● Requirements
Write out the data below in full. Keep it exact.

● Data records
** Start **

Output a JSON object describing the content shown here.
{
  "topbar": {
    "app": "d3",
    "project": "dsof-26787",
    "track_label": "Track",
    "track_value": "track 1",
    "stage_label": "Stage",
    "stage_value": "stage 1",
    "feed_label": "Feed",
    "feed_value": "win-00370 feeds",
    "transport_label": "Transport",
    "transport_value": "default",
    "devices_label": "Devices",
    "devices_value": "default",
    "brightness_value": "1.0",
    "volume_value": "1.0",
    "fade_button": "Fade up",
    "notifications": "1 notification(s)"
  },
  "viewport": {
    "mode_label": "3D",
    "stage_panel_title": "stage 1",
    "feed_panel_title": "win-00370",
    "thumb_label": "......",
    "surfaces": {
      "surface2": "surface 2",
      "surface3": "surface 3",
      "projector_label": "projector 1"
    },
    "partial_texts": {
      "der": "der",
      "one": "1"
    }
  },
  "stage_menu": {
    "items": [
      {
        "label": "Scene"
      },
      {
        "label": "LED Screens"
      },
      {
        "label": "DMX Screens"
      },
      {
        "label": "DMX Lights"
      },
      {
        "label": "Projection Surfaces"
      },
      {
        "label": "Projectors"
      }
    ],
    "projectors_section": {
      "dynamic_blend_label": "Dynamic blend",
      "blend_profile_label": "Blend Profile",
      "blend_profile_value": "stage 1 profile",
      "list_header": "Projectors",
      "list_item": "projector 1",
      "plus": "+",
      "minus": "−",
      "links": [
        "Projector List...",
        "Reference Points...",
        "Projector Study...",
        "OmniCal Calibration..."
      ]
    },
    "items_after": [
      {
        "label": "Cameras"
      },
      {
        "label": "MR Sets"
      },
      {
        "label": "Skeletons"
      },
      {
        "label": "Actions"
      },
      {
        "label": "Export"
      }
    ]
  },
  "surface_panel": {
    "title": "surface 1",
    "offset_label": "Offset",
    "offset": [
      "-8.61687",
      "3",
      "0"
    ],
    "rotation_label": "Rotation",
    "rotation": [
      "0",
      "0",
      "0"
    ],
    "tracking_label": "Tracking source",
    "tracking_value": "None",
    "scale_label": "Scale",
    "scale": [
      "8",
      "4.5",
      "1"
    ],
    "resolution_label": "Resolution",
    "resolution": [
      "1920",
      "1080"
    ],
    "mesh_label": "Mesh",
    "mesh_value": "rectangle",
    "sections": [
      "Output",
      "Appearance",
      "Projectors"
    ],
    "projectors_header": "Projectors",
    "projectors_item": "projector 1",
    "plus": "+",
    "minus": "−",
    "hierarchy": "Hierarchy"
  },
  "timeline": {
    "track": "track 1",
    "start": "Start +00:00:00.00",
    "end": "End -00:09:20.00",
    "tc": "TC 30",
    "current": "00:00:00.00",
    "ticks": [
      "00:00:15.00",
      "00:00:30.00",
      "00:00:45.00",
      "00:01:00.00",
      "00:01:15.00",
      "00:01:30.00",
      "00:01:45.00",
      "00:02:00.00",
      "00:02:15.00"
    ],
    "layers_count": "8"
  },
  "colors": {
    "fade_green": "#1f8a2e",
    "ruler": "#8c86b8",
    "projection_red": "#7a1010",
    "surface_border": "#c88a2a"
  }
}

** End **

● Result below
Output a JSON object describing the content shown here.
{
  "topbar": {
    "app": "d3",
    "project": "dsof-26787",
    "track_label": "Track",
    "track_value": "track 1",
    "stage_label": "Stage",
    "stage_value": "stage 1",
    "feed_label": "Feed",
    "feed_value": "win-00370 feeds",
    "transport_label": "Transport",
    "transport_value": "default",
    "devices_label": "Devices",
    "devices_value": "default",
    "brightness_value": "1.0",
    "volume_value": "1.0",
    "fade_button": "Fade up",
    "notifications": "1 notification(s)"
  },
  "viewport": {
    "mode_label": "3D",
    "stage_panel_title": "stage 1",
    "feed_panel_title": "win-00370",
    "thumb_label": "......",
    "surfaces": {
      "surface2": "surface 2",
      "surface3": "surface 3",
      "projector_label": "projector 1"
    },
    "partial_texts": {
      "der": "der",
      "one": "1"
    }
  },
  "stage_menu": {
    "items": [
      {
        "label": "Scene"
      },
      {
        "label": "LED Screens"
      },
      {
        "label": "DMX Screens"
      },
      {
        "label": "DMX Lights"
      },
      {
        "label": "Projection Surfaces"
      },
      {
        "label": "Projectors"
      }
    ],
    "projectors_section": {
      "dynamic_blend_label": "Dynamic blend",
      "blend_profile_label": "Blend Profile",
      "blend_profile_value": "stage 1 profile",
      "list_header": "Projectors",
      "list_item": "projector 1",
      "plus": "+",
      "minus": "−",
      "links": [
        "Projector List...",
        "Reference Points...",
        "Projector Study...",
        "OmniCal Calibration..."
      ]
    },
    "items_after": [
      {
        "label": "Cameras"
      },
      {
        "label": "MR Sets"
      },
      {
        "label": "Skeletons"
      },
      {
        "label": "Actions"
      },
      {
        "label": "Export"
      }
    ]
  },
  "surface_panel": {
    "title": "surface 1",
    "offset_label": "Offset",
    "offset": [
      "-8.61687",
      "3",
      "0"
    ],
    "rotation_label": "Rotation",
    "rotation": [
      "0",
      "0",
      "0"
    ],
    "tracking_label": "Tracking source",
    "tracking_value": "None",
    "scale_label": "Scale",
    "scale": [
      "8",
      "4.5",
      "1"
    ],
    "resolution_label": "Resolution",
    "resolution": [
      "1920",
      "1080"
    ],
    "mesh_label": "Mesh",
    "mesh_value": "rectangle",
    "sections": [
      "Output",
      "Appearance",
      "Projectors"
    ],
    "projectors_header": "Projectors",
    "projectors_item": "projector 1",
    "plus": "+",
    "minus": "−",
    "hierarchy": "Hierarchy"
  },
  "timeline": {
    "track": "track 1",
    "start": "Start +00:00:00.00",
    "end": "End -00:09:20.00",
    "tc": "TC 30",
    "current": "00:00:00.00",
    "ticks": [
      "00:00:15.00",
      "00:00:30.00",
      "00:00:45.00",
      "00:01:00.00",
      "00:01:15.00",
      "00:01:30.00",
      "00:01:45.00",
      "00:02:00.00",
      "00:02:15.00"
    ],
    "layers_count": "8"
  },
  "colors": {
    "fade_green": "#1f8a2e",
    "ruler": "#8c86b8",
    "projection_red": "#7a1010",
    "surface_border": "#c88a2a"
  }
}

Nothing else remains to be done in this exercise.